## begin INPUT MATERIAL

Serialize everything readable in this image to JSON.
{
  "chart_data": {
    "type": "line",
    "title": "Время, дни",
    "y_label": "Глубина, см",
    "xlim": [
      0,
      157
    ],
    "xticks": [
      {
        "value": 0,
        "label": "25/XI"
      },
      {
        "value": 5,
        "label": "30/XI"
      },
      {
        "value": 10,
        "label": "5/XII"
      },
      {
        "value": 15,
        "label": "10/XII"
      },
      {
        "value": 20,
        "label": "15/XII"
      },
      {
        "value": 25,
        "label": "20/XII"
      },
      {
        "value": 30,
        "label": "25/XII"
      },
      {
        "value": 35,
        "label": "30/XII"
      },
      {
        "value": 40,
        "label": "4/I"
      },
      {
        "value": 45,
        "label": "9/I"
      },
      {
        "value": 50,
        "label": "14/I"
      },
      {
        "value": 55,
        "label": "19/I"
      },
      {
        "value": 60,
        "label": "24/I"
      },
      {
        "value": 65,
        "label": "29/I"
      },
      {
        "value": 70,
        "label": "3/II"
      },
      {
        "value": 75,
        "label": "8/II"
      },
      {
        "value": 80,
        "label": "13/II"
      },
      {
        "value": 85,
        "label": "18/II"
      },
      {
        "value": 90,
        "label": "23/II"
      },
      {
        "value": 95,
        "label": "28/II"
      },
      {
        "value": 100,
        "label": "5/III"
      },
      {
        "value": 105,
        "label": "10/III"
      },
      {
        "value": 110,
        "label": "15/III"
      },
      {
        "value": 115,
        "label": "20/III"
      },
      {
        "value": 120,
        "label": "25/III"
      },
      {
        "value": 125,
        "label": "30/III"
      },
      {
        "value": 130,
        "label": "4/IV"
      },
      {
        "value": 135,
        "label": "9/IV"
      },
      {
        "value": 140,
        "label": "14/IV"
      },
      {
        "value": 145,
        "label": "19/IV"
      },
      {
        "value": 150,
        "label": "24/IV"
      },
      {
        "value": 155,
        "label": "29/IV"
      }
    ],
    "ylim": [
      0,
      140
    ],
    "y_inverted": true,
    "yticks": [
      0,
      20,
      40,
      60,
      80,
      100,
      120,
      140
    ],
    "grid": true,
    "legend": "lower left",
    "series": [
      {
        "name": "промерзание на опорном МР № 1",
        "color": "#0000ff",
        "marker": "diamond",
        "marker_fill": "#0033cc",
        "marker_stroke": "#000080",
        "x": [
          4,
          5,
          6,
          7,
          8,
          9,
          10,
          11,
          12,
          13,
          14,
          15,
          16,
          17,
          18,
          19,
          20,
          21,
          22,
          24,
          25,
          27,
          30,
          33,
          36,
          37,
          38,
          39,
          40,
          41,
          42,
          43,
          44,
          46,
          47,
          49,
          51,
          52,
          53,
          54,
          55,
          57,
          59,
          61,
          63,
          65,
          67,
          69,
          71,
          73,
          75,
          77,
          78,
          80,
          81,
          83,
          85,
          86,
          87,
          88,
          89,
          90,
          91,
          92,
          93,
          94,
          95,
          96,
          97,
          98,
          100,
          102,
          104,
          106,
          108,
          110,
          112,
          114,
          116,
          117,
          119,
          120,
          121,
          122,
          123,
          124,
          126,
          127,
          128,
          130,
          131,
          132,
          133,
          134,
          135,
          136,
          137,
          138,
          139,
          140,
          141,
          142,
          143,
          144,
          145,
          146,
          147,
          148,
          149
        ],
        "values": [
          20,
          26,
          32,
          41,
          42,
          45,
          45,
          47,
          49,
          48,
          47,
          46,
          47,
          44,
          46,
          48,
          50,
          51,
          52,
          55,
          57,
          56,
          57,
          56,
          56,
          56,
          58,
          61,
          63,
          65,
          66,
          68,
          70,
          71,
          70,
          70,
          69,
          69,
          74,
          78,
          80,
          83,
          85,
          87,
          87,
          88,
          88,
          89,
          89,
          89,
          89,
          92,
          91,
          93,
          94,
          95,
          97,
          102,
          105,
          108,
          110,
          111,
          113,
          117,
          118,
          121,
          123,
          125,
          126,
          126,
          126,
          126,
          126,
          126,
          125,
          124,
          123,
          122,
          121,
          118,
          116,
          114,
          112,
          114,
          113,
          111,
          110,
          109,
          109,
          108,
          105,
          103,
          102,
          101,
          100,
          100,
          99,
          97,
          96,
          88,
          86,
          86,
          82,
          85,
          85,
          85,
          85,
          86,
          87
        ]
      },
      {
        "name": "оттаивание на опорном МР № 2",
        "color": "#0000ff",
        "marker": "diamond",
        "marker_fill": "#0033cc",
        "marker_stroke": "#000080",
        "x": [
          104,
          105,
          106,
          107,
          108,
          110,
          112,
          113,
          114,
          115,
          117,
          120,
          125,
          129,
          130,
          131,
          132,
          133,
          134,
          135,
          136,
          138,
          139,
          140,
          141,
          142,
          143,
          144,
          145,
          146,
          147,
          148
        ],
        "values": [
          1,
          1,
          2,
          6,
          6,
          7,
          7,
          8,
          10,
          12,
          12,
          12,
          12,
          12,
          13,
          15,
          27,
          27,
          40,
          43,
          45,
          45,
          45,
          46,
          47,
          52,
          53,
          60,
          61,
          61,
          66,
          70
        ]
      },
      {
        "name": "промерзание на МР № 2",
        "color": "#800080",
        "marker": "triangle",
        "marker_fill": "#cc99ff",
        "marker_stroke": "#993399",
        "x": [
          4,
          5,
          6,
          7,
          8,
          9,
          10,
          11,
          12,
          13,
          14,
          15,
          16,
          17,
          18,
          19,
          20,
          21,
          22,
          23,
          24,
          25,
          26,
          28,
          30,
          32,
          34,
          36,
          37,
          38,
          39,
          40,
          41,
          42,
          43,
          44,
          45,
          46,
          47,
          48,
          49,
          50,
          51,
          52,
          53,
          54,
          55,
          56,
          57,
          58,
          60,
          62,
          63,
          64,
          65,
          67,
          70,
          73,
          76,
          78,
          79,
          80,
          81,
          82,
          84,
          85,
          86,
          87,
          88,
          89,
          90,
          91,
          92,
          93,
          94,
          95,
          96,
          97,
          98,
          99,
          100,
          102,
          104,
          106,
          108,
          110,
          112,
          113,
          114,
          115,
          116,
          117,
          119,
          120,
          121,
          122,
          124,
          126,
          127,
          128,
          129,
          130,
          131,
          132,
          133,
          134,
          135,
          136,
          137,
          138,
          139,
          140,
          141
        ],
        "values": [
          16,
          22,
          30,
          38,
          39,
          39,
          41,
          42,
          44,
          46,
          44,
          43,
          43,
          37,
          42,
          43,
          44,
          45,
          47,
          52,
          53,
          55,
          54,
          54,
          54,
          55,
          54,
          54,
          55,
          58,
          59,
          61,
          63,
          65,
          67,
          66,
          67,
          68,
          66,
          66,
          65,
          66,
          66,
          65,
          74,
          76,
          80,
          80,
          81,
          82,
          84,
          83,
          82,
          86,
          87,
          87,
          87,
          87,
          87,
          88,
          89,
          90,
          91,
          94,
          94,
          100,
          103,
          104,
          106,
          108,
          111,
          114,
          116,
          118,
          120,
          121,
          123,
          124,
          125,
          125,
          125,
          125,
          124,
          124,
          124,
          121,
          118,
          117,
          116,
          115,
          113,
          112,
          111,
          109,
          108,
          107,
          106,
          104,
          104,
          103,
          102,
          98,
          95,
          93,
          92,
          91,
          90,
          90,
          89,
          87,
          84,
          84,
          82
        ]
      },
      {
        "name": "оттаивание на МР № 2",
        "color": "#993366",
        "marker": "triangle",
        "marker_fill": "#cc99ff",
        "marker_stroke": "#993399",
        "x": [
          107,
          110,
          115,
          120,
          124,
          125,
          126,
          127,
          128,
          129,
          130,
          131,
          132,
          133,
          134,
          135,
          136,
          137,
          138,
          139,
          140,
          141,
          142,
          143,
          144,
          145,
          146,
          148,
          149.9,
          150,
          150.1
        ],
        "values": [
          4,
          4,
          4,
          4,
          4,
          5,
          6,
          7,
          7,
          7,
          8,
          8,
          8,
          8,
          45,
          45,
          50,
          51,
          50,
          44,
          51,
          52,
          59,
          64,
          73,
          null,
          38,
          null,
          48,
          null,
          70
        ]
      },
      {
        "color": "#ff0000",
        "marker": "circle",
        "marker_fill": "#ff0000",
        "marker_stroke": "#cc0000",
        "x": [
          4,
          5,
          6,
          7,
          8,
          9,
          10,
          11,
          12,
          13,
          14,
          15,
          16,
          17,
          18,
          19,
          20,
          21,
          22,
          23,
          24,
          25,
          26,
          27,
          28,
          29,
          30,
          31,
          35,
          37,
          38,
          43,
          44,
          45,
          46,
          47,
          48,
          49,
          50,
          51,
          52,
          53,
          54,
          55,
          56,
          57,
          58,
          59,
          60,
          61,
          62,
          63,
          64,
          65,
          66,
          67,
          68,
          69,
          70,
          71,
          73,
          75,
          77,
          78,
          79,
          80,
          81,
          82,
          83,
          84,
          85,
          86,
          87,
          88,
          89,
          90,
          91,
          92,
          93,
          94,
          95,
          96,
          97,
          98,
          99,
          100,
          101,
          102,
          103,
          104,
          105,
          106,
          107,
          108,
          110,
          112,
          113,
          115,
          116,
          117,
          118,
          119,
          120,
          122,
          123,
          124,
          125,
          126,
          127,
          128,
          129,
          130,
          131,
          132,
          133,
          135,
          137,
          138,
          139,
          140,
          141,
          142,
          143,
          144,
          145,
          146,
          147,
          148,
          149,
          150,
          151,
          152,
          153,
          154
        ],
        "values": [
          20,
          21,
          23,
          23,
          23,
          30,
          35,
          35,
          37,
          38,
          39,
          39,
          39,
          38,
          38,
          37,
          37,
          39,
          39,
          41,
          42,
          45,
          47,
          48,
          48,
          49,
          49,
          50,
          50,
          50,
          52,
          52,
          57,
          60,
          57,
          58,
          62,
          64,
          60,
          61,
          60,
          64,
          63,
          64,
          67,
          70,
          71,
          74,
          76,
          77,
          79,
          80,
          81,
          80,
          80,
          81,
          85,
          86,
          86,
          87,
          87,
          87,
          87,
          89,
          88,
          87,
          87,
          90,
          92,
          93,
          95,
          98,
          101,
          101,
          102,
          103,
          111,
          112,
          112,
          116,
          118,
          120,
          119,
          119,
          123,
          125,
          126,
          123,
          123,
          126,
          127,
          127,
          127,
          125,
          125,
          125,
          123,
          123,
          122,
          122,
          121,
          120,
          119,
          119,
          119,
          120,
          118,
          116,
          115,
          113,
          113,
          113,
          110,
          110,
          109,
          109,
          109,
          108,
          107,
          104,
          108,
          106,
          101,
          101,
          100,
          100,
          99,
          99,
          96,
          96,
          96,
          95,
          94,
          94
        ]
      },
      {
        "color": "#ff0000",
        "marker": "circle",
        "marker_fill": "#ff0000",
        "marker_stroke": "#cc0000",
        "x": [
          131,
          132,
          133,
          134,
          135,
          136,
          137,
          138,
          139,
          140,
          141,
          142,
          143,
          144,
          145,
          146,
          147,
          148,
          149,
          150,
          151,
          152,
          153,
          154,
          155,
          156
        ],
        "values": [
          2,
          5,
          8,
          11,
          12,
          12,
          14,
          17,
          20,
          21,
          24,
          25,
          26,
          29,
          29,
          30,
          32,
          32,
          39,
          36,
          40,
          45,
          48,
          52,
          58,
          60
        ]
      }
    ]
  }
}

## end INPUT MATERIAL

* **TASK**:
From the listing above, pick out each line where the word "оттаивание" appears.

* **THE RESPONSE**:
        "name": "оттаивание на опорном МР № 2",
        "name": "оттаивание на МР № 2",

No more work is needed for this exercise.